> _EXERCISE PROMPT_
Go through the listing below and gather every line with the word "天天阅读".

────────────────────

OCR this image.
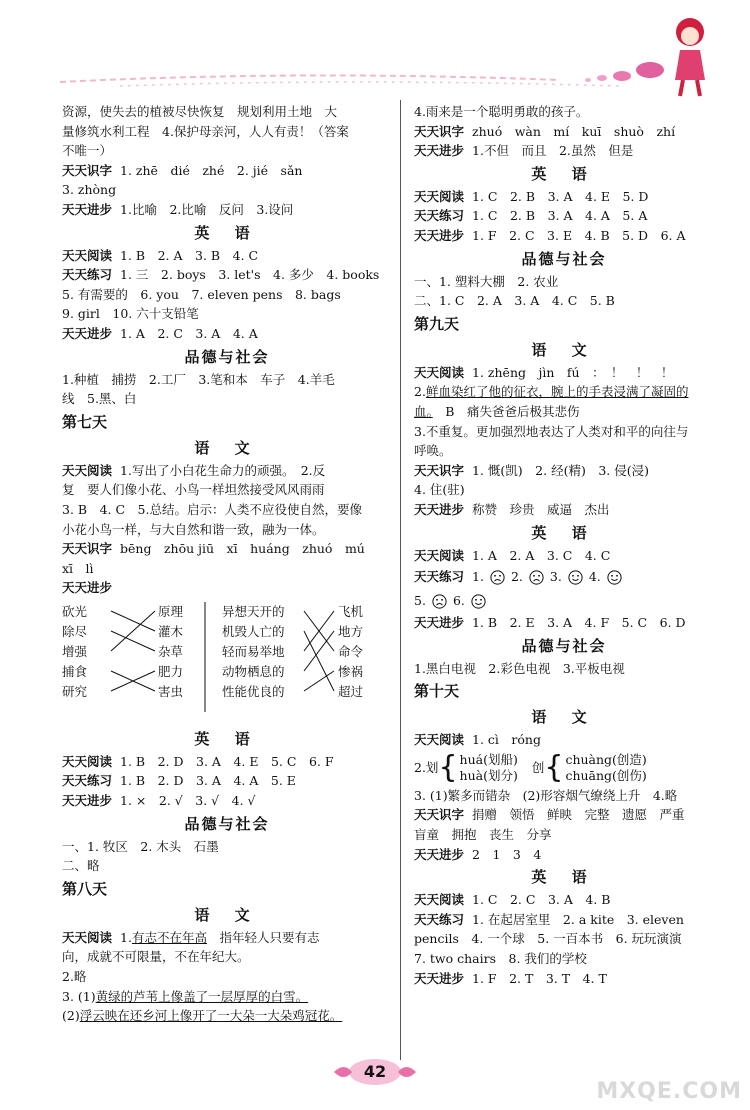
资源，使失去的植被尽快恢复　规划利用土地　大
量修筑水利工程　4.保护母亲河，人人有责！（答案
不唯一）
天天识字 1. zhē　dié　zhé　2. jié　sǎn
3. zhòng
天天进步 1.比喻　2.比喻　反问　3.设问
英 语
天天阅读 1. B　2. A　3. B　4. C
天天练习 1. 三　2. boys　3. let's　4. 多少　4. books
5. 有需要的　6. you　7. eleven pens　8. bags
9. girl　10. 六十支铅笔
天天进步 1. A　2. C　3. A　4. A
品德与社会
1.种植　捕捞　2.工厂　3.笔和本　车子　4.羊毛
线　5.黑、白
第七天
语 文
天天阅读 1.写出了小白花生命力的顽强。　2.反
复　要人们像小花、小鸟一样坦然接受风风雨雨
3. B　4. C　5.总结。启示：人类不应役使自然，要像
小花小鸟一样，与大自然和谐一致，融为一体。
天天识字 bēng　zhōu jiū　xī　huáng　zhuó　mú
xī　lì
天天进步
砍光
除尽
增强
捕食
研究
原理
灌木
杂草
肥力
害虫
异想天开的
机毁人亡的
轻而易举地
动物栖息的
性能优良的
飞机
地方
命令
惨祸
超过
英 语
天天阅读 1. B　2. D　3. A　4. E　5. C　6. F
天天练习 1. B　2. D　3. A　4. A　5. E
天天进步 1. ×　2. √　3. √　4. √
品德与社会
一、1. 牧区　2. 木头　石墨
二、略
第八天
语 文
天天阅读 1.有志不在年高　指年轻人只要有志
向，成就不可限量，不在年纪大。
2.略
3. (1)黄绿的芦苇上像盖了一层厚厚的白雪。
(2)浮云映在还乡河上像开了一大朵一大朵鸡冠花。
4.雨来是一个聪明勇敢的孩子。
天天识字 zhuó　wàn　mí　kuī　shuò　zhí
天天进步 1.不但　而且　2.虽然　但是
英 语
天天阅读 1. C　2. B　3. A　4. E　5. D
天天练习 1. C　2. B　3. A　4. A　5. A
天天进步 1. F　2. C　3. E　4. B　5. D　6. A
品德与社会
一、1. 塑料大棚　2. 农业
二、1. C　2. A　3. A　4. C　5. B
第九天
语 文
天天阅读 1. zhēng　jìn　fú　：　！　！　！
2.鲜血染红了他的征衣，腕上的手表浸满了凝固的
血。　B　痛失爸爸后极其悲伤
3.不重复。更加强烈地表达了人类对和平的向往与
呼唤。
天天识字 1. 慨(凯)　2. 经(精)　3. 侵(浸)
4. 住(驻)
天天进步 称赞　珍贵　威逼　杰出
英 语
天天阅读 1. A　2. A　3. C　4. C
天天练习 1. 2. 3. 4.
5. 6.
天天进步 1. B　2. E　3. A　4. F　5. C　6. D
品德与社会
1.黑白电视　2.彩色电视　3.平板电视
第十天
语 文
天天阅读 1. cì　róng
2.划 { huá(划船)
huà(划分)
创 { chuàng(创造)
chuāng(创伤)
3. (1)繁多而错杂　(2)形容烟气缭绕上升　4.略
天天识字 捐赠　领悟　鲜映　完整　遗愿　严重
盲童　拥抱　丧生　分享
天天进步 2　1　3　4
英 语
天天阅读 1. C　2. C　3. A　4. B
天天练习 1. 在起居室里　2. a kite　3. eleven
pencils　4. 一个球　5. 一百本书　6. 玩玩演演
7. two chairs　8. 我们的学校
天天进步 1. F　2. T　3. T　4. T
42
MXQE.COM
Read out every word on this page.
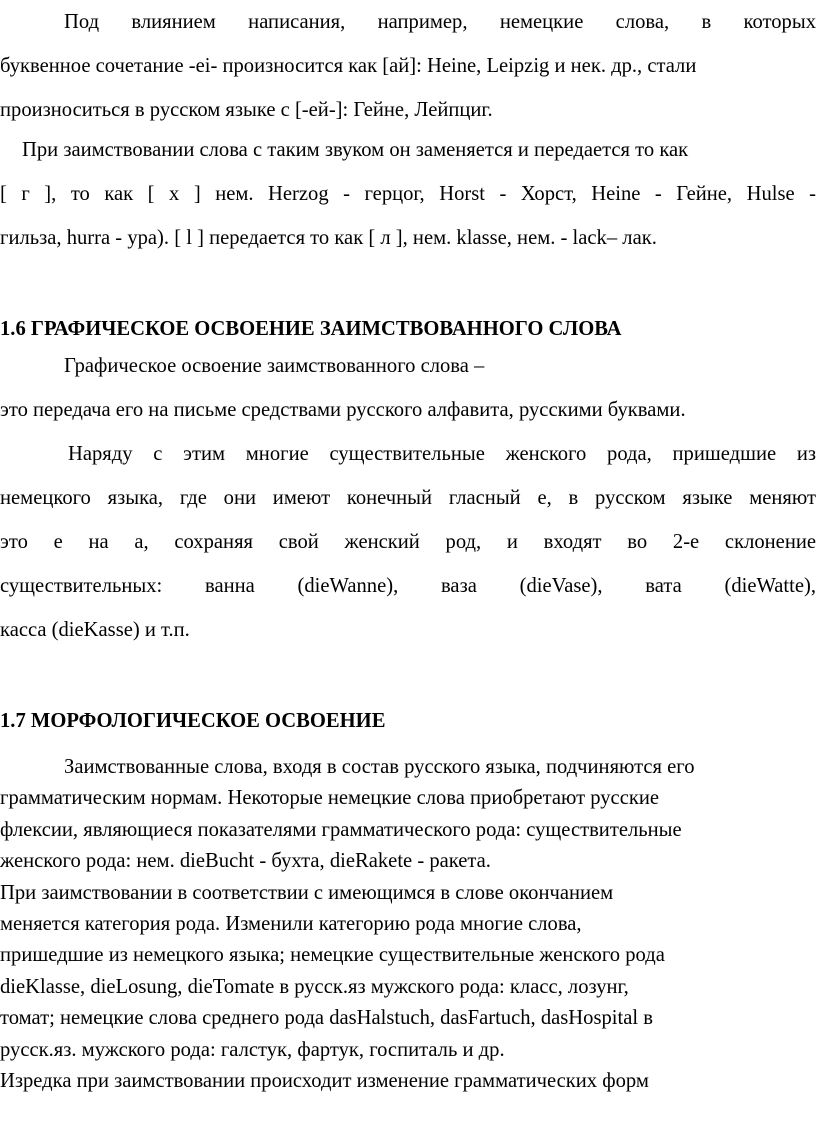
Под влиянием написания, например, немецкие слова, в которых
буквенное сочетание -ei- произносится как [ай]: Heine, Leipzig и нек. др., стали
произноситься в русском языке с [-ей-]: Гейне, Лейпциг.

При заимствовании слова с таким звуком он заменяется и передается то как
[ г ], то как [ х ] нем. Herzog - герцог, Horst - Хорст, Heine - Гейне, Hulse -
гильза, hurra - ура). [ l ] передается то как [ л ], нем. klasse, нем. - lack– лак.

1.6 ГРАФИЧЕСКОЕ ОСВОЕНИЕ ЗАИМСТВОВАННОГО СЛОВА

Графическое освоение заимствованного слова –
это передача его на письме средствами русского алфавита, русскими буквами.

Наряду с этим многие существительные женского рода, пришедшие из
немецкого языка, где они имеют конечный гласный е, в русском языке меняют
это е на а, сохраняя свой женский род, и входят во 2-е склонение
существительных: ванна (dieWanne), ваза (dieVase), вата (dieWatte),
касса (dieKasse) и т.п.

1.7 МОРФОЛОГИЧЕСКОЕ ОСВОЕНИЕ

Заимствованные слова, входя в состав русского языка, подчиняются его
грамматическим нормам. Некоторые немецкие слова приобретают русские
флексии, являющиеся показателями грамматического рода: существительные
женского рода: нем. dieBucht - бухта, dieRakete - ракета.

При заимствовании в соответствии с имеющимся в слове окончанием
меняется категория рода. Изменили категорию рода многие слова,
пришедшие из немецкого языка; немецкие существительные женского рода
dieKlasse, dieLosung, dieTomate в русск.яз мужского рода: класс, лозунг,
томат; немецкие слова среднего рода dasHalstuch, dasFartuch, dasHospital в
русск.яз. мужского рода: галстук, фартук, госпиталь и др.

Изредка при заимствовании происходит изменение грамматических форм
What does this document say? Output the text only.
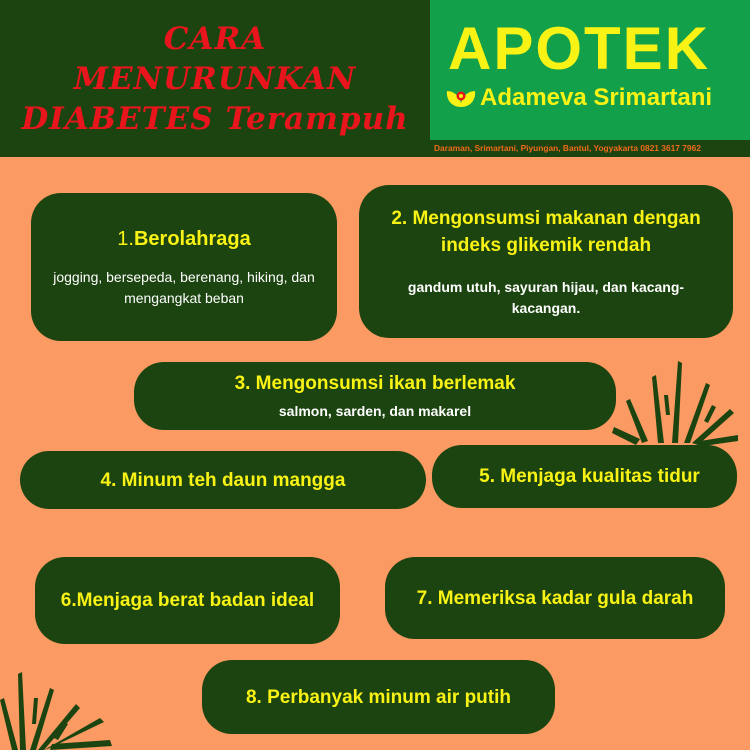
CARA
MENURUNKAN
DIABETES Terampuh
APOTEK
Adameva Srimartani
Daraman, Srimartani, Piyungan, Bantul, Yogyakarta 0821 3617 7962
1.Berolahraga
jogging, bersepeda, berenang, hiking, dan mengangkat beban
2. Mengonsumsi makanan dengan indeks glikemik rendah
gandum utuh, sayuran hijau, dan kacang-kacangan.
3. Mengonsumsi ikan berlemak
salmon, sarden, dan makarel
4. Minum teh daun mangga	5. Menjaga kualitas tidur
6.Menjaga berat badan ideal	7. Memeriksa kadar gula darah
8. Perbanyak minum air putih
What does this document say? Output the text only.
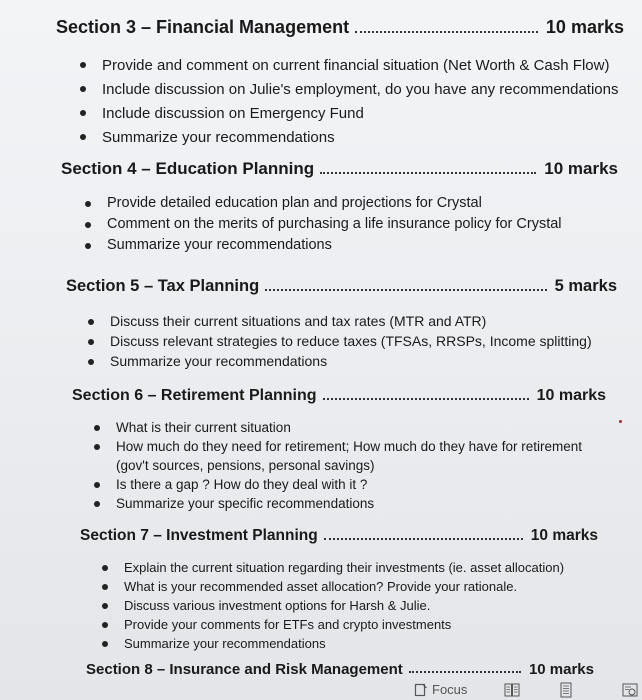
Section 3 – Financial Management	10 marks
Provide and comment on current financial situation (Net Worth & Cash Flow)
Include discussion on Julie's employment, do you have any recommendations
Include discussion on Emergency Fund
Summarize your recommendations
Section 4 – Education Planning	10 marks
Provide detailed education plan and projections for Crystal
Comment on the merits of purchasing a life insurance policy for Crystal
Summarize your recommendations
Section 5 – Tax Planning	5 marks
Discuss their current situations and tax rates (MTR and ATR)
Discuss relevant strategies to reduce taxes (TFSAs, RRSPs, Income splitting)
Summarize your recommendations
Section 6 – Retirement Planning	10 marks
What is their current situation
How much do they need for retirement; How much do they have for retirement (gov't sources, pensions, personal savings)
Is there a gap ? How do they deal with it ?
Summarize your specific recommendations
Section 7 – Investment Planning	10 marks
Explain the current situation regarding their investments (ie. asset allocation)
What is your recommended asset allocation? Provide your rationale.
Discuss various investment options for Harsh & Julie.
Provide your comments for ETFs and crypto investments
Summarize your recommendations
Section 8 – Insurance and Risk Management	10 marks
Focus
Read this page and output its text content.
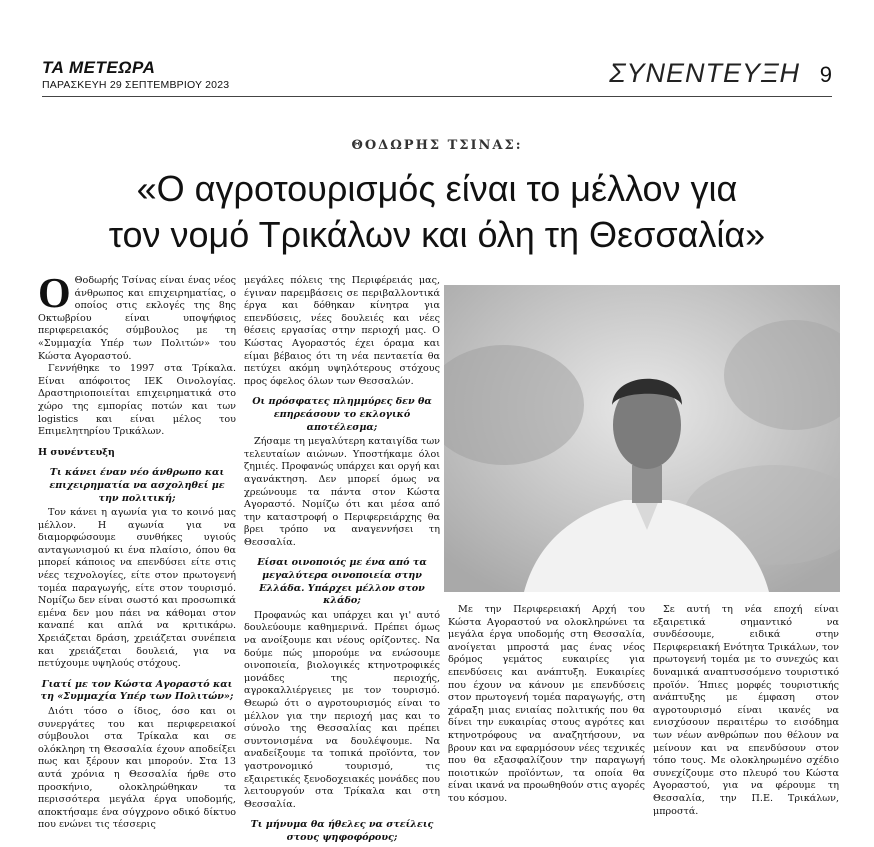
ΤΑ ΜΕΤΕΩΡΑ
ΠΑΡΑΣΚΕΥΗ 29 ΣΕΠΤΕΜΒΡΙΟΥ 2023	ΣΥΝΕΝΤΕΥΞΗ 9
ΘΟΔΩΡΗΣ ΤΣΙΝΑΣ:
«Ο αγροτουρισμός είναι το μέλλον για
τον νομό Τρικάλων και όλη τη Θεσσαλία»

Ο Θοδωρής Τσίνας είναι ένας νέος άνθρωπος και επιχειρηματίας, ο οποίος στις εκλογές της 8ης Οκτωβρίου είναι υποψήφιος περιφερειακός σύμβουλος με τη «Συμμαχία Υπέρ των Πολιτών» του Κώστα Αγοραστού.

Γεννήθηκε το 1997 στα Τρίκαλα. Είναι απόφοιτος ΙΕΚ Οινολογίας. Δραστηριοποιείται επιχειρηματικά στο χώρο της εμπορίας ποτών και των logistics και είναι μέλος του Επιμελητηρίου Τρικάλων.

Η συνέντευξη

Τι κάνει έναν νέο άνθρωπο και επιχειρηματία να ασχοληθεί με την πολιτική;

Τον κάνει η αγωνία για το κοινό μας μέλλον. Η αγωνία για να διαμορφώσουμε συνθήκες υγιούς ανταγωνισμού κι ένα πλαίσιο, όπου θα μπορεί κάποιος να επενδύσει είτε στις νέες τεχνολογίες, είτε στον πρωτογενή τομέα παραγωγής, είτε στον τουρισμό. Νομίζω δεν είναι σωστό και προσωπικά εμένα δεν μου πάει να κάθομαι στον καναπέ και απλά να κριτικάρω. Χρειάζεται δράση, χρειάζεται συνέπεια και χρειάζεται δουλειά, για να πετύχουμε υψηλούς στόχους.

Γιατί με τον Κώστα Αγοραστό και τη «Συμμαχία Υπέρ των Πολιτών»;

Διότι τόσο ο ίδιος, όσο και οι συνεργάτες του και περιφερειακοί σύμβουλοι στα Τρίκαλα και σε ολόκληρη τη Θεσσαλία έχουν αποδείξει πως και ξέρουν και μπορούν. Στα 13 αυτά χρόνια η Θεσσαλία ήρθε στο προσκήνιο, ολοκληρώθηκαν τα περισσότερα μεγάλα έργα υποδομής, αποκτήσαμε ένα σύγχρονο οδικό δίκτυο που ενώνει τις τέσσερις

μεγάλες πόλεις της Περιφέρειάς μας, έγιναν παρεμβάσεις σε περιβαλλοντικά έργα και δόθηκαν κίνητρα για επενδύσεις, νέες δουλειές και νέες θέσεις εργασίας στην περιοχή μας. Ο Κώστας Αγοραστός έχει όραμα και είμαι βέβαιος ότι τη νέα πενταετία θα πετύχει ακόμη υψηλότερους στόχους προς όφελος όλων των Θεσσαλών.

Οι πρόσφατες πλημμύρες δεν θα επηρεάσουν το εκλογικό αποτέλεσμα;

Ζήσαμε τη μεγαλύτερη καταιγίδα των τελευταίων αιώνων. Υποστήκαμε όλοι ζημιές. Προφανώς υπάρχει και οργή και αγανάκτηση. Δεν μπορεί όμως να χρεώνουμε τα πάντα στον Κώστα Αγοραστό. Νομίζω ότι και μέσα από την καταστροφή ο Περιφερειάρχης θα βρει τρόπο να αναγεννήσει τη Θεσσαλία.

Είσαι οινοποιός με ένα από τα μεγαλύτερα οινοποιεία στην Ελλάδα. Υπάρχει μέλλον στον κλάδο;

Προφανώς και υπάρχει και γι' αυτό δουλεύουμε καθημερινά. Πρέπει όμως να ανοίξουμε και νέους ορίζοντες. Να δούμε πώς μπορούμε να ενώσουμε οινοποιεία, βιολογικές κτηνοτροφικές μονάδες της περιοχής, αγροκαλλιέργειες με τον τουρισμό. Θεωρώ ότι ο αγροτουρισμός είναι το μέλλον για την περιοχή μας και το σύνολο της Θεσσαλίας και πρέπει συντονισμένα να δουλέψουμε. Να αναδείξουμε τα τοπικά προϊόντα, τον γαστρονομικό τουρισμό, τις εξαιρετικές ξενοδοχειακές μονάδες που λειτουργούν στα Τρίκαλα και στη Θεσσαλία.

Τι μήνυμα θα ήθελες να στείλεις στους ψηφοφόρους;

Με την Περιφερειακή Αρχή του Κώστα Αγοραστού να ολοκληρώνει τα μεγάλα έργα υποδομής στη Θεσσαλία, ανοίγεται μπροστά μας ένας νέος δρόμος γεμάτος ευκαιρίες για επενδύσεις και ανάπτυξη. Ευκαιρίες που έχουν να κάνουν με επενδύσεις στον πρωτογενή τομέα παραγωγής, στη χάραξη μιας ενιαίας πολιτικής που θα δίνει την ευκαιρίας στους αγρότες και κτηνοτρόφους να αναζητήσουν, να βρουν και να εφαρμόσουν νέες τεχνικές που θα εξασφαλίζουν την παραγωγή ποιοτικών προϊόντων, τα οποία θα είναι ικανά να προωθηθούν στις αγορές του κόσμου.

Σε αυτή τη νέα εποχή είναι εξαιρετικά σημαντικό να συνδέσουμε, ειδικά στην Περιφερειακή Ενότητα Τρικάλων, τον πρωτογενή τομέα με το συνεχώς και δυναμικά αναπτυσσόμενο τουριστικό προϊόν. Ήπιες μορφές τουριστικής ανάπτυξης με έμφαση στον αγροτουρισμό είναι ικανές να ενισχύσουν περαιτέρω το εισόδημα των νέων ανθρώπων που θέλουν να μείνουν και να επενδύσουν στον τόπο τους. Με ολοκληρωμένο σχέδιο συνεχίζουμε στο πλευρό του Κώστα Αγοραστού, για να φέρουμε τη Θεσσαλία, την Π.Ε. Τρικάλων, μπροστά.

────────────────────

> _ANSWER BELOW_
天天阅读 1. B　2. A　3. B　4. C
天天阅读 1.写出了小白花生命力的顽强。　2.反
天天阅读 1. B　2. D　3. A　4. E　5. C　6. F
天天阅读 1.有志不在年高　指年轻人只要有志
天天阅读 1. C　2. B　3. A　4. E　5. D
天天阅读 1. zhēng　jìn　fú　：　！　！　！
天天阅读 1. A　2. A　3. C　4. C
天天阅读 1. cì　róng
天天阅读 1. C　2. C　3. A　4. B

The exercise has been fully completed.